Print the entries in full, word for word, but not the pictures.

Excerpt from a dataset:
◆ ◆ ◆ ◆ ◆ ◆ ◆
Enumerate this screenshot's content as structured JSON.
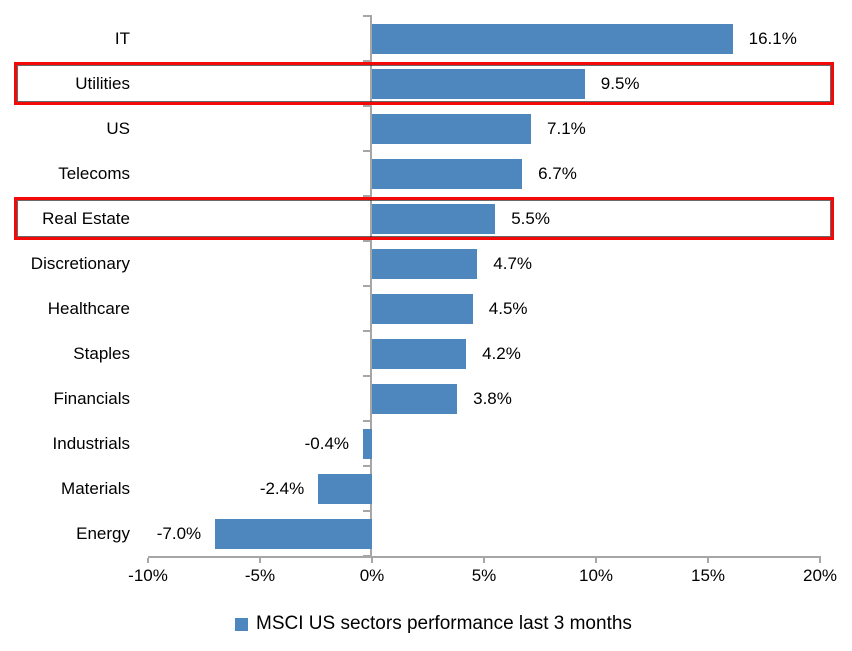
{
  "chart_data": {
    "type": "bar",
    "orientation": "horizontal",
    "title": "",
    "categories": [
      "IT",
      "Utilities",
      "US",
      "Telecoms",
      "Real Estate",
      "Discretionary",
      "Healthcare",
      "Staples",
      "Financials",
      "Industrials",
      "Materials",
      "Energy"
    ],
    "values": [
      16.1,
      9.5,
      7.1,
      6.7,
      5.5,
      4.7,
      4.5,
      4.2,
      3.8,
      -0.4,
      -2.4,
      -7.0
    ],
    "value_labels": [
      "16.1%",
      "9.5%",
      "7.1%",
      "6.7%",
      "5.5%",
      "4.7%",
      "4.5%",
      "4.2%",
      "3.8%",
      "-0.4%",
      "-2.4%",
      "-7.0%"
    ],
    "xlim": [
      -10,
      20
    ],
    "x_tick_values": [
      -10,
      -5,
      0,
      5,
      10,
      15,
      20
    ],
    "x_ticks": [
      "-10%",
      "-5%",
      "0%",
      "5%",
      "10%",
      "15%",
      "20%"
    ],
    "grid": false,
    "legend": "MSCI US sectors performance last 3 months",
    "legend_position": "bottom",
    "bar_color": "#4e86be",
    "axis_color": "#a6a6a6",
    "highlight_color": "#f40909",
    "highlighted_categories": [
      "Utilities",
      "Real Estate"
    ]
  }
}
◆ ◆ ◆ ◆ ◆ ◆ ◆
[COMPLETE OUTPUT]:
Enumerate this screenshot's content as structured JSON.
{
  "chart_data": {
    "type": "bar",
    "orientation": "horizontal",
    "title": "",
    "categories": [
      "IT",
      "Utilities",
      "US",
      "Telecoms",
      "Real Estate",
      "Discretionary",
      "Healthcare",
      "Staples",
      "Financials",
      "Industrials",
      "Materials",
      "Energy"
    ],
    "values": [
      16.1,
      9.5,
      7.1,
      6.7,
      5.5,
      4.7,
      4.5,
      4.2,
      3.8,
      -0.4,
      -2.4,
      -7.0
    ],
    "value_labels": [
      "16.1%",
      "9.5%",
      "7.1%",
      "6.7%",
      "5.5%",
      "4.7%",
      "4.5%",
      "4.2%",
      "3.8%",
      "-0.4%",
      "-2.4%",
      "-7.0%"
    ],
    "xlim": [
      -10,
      20
    ],
    "x_tick_values": [
      -10,
      -5,
      0,
      5,
      10,
      15,
      20
    ],
    "x_ticks": [
      "-10%",
      "-5%",
      "0%",
      "5%",
      "10%",
      "15%",
      "20%"
    ],
    "grid": false,
    "legend": "MSCI US sectors performance last 3 months",
    "legend_position": "bottom",
    "bar_color": "#4e86be",
    "axis_color": "#a6a6a6",
    "highlight_color": "#f40909",
    "highlighted_categories": [
      "Utilities",
      "Real Estate"
    ]
  }
}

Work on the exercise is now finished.